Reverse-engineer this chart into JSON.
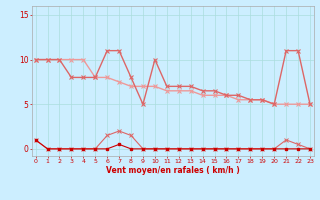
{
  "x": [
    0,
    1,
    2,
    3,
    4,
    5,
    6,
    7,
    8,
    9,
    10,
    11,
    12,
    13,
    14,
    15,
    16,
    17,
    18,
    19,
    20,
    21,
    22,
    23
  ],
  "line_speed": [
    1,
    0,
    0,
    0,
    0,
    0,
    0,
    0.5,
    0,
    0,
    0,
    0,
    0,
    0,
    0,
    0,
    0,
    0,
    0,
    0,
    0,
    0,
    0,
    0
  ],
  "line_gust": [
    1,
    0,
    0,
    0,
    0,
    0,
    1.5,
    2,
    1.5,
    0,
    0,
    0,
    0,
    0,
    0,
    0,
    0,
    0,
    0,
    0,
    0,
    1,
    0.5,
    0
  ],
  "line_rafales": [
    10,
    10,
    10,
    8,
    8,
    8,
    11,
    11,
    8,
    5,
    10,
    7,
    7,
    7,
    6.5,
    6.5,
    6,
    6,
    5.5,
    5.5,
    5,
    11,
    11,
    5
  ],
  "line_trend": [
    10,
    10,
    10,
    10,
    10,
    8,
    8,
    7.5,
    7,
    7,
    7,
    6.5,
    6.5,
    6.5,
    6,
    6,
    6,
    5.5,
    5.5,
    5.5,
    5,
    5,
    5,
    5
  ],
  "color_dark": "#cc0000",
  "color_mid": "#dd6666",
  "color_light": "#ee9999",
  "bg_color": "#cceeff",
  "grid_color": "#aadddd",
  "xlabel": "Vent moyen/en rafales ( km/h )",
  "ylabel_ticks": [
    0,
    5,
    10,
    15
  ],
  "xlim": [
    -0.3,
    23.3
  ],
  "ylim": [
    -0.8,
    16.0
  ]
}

□ □ □

• _Given request_
Reproduce the listing exactly. Leave its pictures out.

• _Answer to the problem_
Reverse-engineer this chart into JSON.
{
  "x": [
    0,
    1,
    2,
    3,
    4,
    5,
    6,
    7,
    8,
    9,
    10,
    11,
    12,
    13,
    14,
    15,
    16,
    17,
    18,
    19,
    20,
    21,
    22,
    23
  ],
  "line_speed": [
    1,
    0,
    0,
    0,
    0,
    0,
    0,
    0.5,
    0,
    0,
    0,
    0,
    0,
    0,
    0,
    0,
    0,
    0,
    0,
    0,
    0,
    0,
    0,
    0
  ],
  "line_gust": [
    1,
    0,
    0,
    0,
    0,
    0,
    1.5,
    2,
    1.5,
    0,
    0,
    0,
    0,
    0,
    0,
    0,
    0,
    0,
    0,
    0,
    0,
    1,
    0.5,
    0
  ],
  "line_rafales": [
    10,
    10,
    10,
    8,
    8,
    8,
    11,
    11,
    8,
    5,
    10,
    7,
    7,
    7,
    6.5,
    6.5,
    6,
    6,
    5.5,
    5.5,
    5,
    11,
    11,
    5
  ],
  "line_trend": [
    10,
    10,
    10,
    10,
    10,
    8,
    8,
    7.5,
    7,
    7,
    7,
    6.5,
    6.5,
    6.5,
    6,
    6,
    6,
    5.5,
    5.5,
    5.5,
    5,
    5,
    5,
    5
  ],
  "color_dark": "#cc0000",
  "color_mid": "#dd6666",
  "color_light": "#ee9999",
  "bg_color": "#cceeff",
  "grid_color": "#aadddd",
  "xlabel": "Vent moyen/en rafales ( km/h )",
  "ylabel_ticks": [
    0,
    5,
    10,
    15
  ],
  "xlim": [
    -0.3,
    23.3
  ],
  "ylim": [
    -0.8,
    16.0
  ]
}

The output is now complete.